= Task =
In the copy, keep every record exact and leave out all images.
─── Recorded information ───
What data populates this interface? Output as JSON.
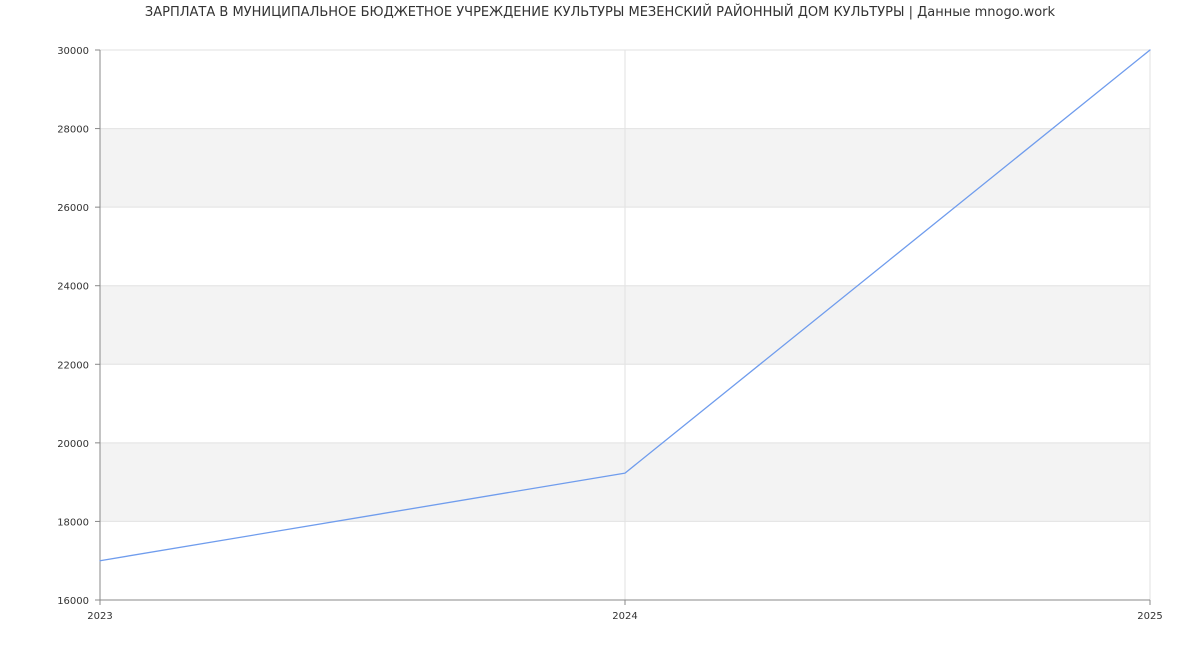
{
  "chart_data": {
    "type": "line",
    "title": "ЗАРПЛАТА В МУНИЦИПАЛЬНОЕ БЮДЖЕТНОЕ УЧРЕЖДЕНИЕ КУЛЬТУРЫ МЕЗЕНСКИЙ РАЙОННЫЙ ДОМ КУЛЬТУРЫ | Данные mnogo.work",
    "xlabel": "",
    "ylabel": "",
    "x": [
      2023,
      2024,
      2025
    ],
    "x_tick_labels": [
      "2023",
      "2024",
      "2025"
    ],
    "xlim": [
      2023,
      2025
    ],
    "ylim": [
      16000,
      30000
    ],
    "y_ticks": [
      16000,
      18000,
      20000,
      22000,
      24000,
      26000,
      28000,
      30000
    ],
    "y_tick_labels": [
      "16000",
      "18000",
      "20000",
      "22000",
      "24000",
      "26000",
      "28000",
      "30000"
    ],
    "series": [
      {
        "values": [
          17000,
          19230,
          30000
        ],
        "color": "#6f9ced"
      }
    ],
    "grid": true,
    "band_color": "#f3f3f3",
    "grid_color": "#e2e2e2",
    "axis_color": "#888888",
    "legend": "none"
  }
}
───
= Finished answer =
What data populates this interface? Output as JSON.
{
  "chart_data": {
    "type": "line",
    "title": "ЗАРПЛАТА В МУНИЦИПАЛЬНОЕ БЮДЖЕТНОЕ УЧРЕЖДЕНИЕ КУЛЬТУРЫ МЕЗЕНСКИЙ РАЙОННЫЙ ДОМ КУЛЬТУРЫ | Данные mnogo.work",
    "xlabel": "",
    "ylabel": "",
    "x": [
      2023,
      2024,
      2025
    ],
    "x_tick_labels": [
      "2023",
      "2024",
      "2025"
    ],
    "xlim": [
      2023,
      2025
    ],
    "ylim": [
      16000,
      30000
    ],
    "y_ticks": [
      16000,
      18000,
      20000,
      22000,
      24000,
      26000,
      28000,
      30000
    ],
    "y_tick_labels": [
      "16000",
      "18000",
      "20000",
      "22000",
      "24000",
      "26000",
      "28000",
      "30000"
    ],
    "series": [
      {
        "values": [
          17000,
          19230,
          30000
        ],
        "color": "#6f9ced"
      }
    ],
    "grid": true,
    "band_color": "#f3f3f3",
    "grid_color": "#e2e2e2",
    "axis_color": "#888888",
    "legend": "none"
  }
}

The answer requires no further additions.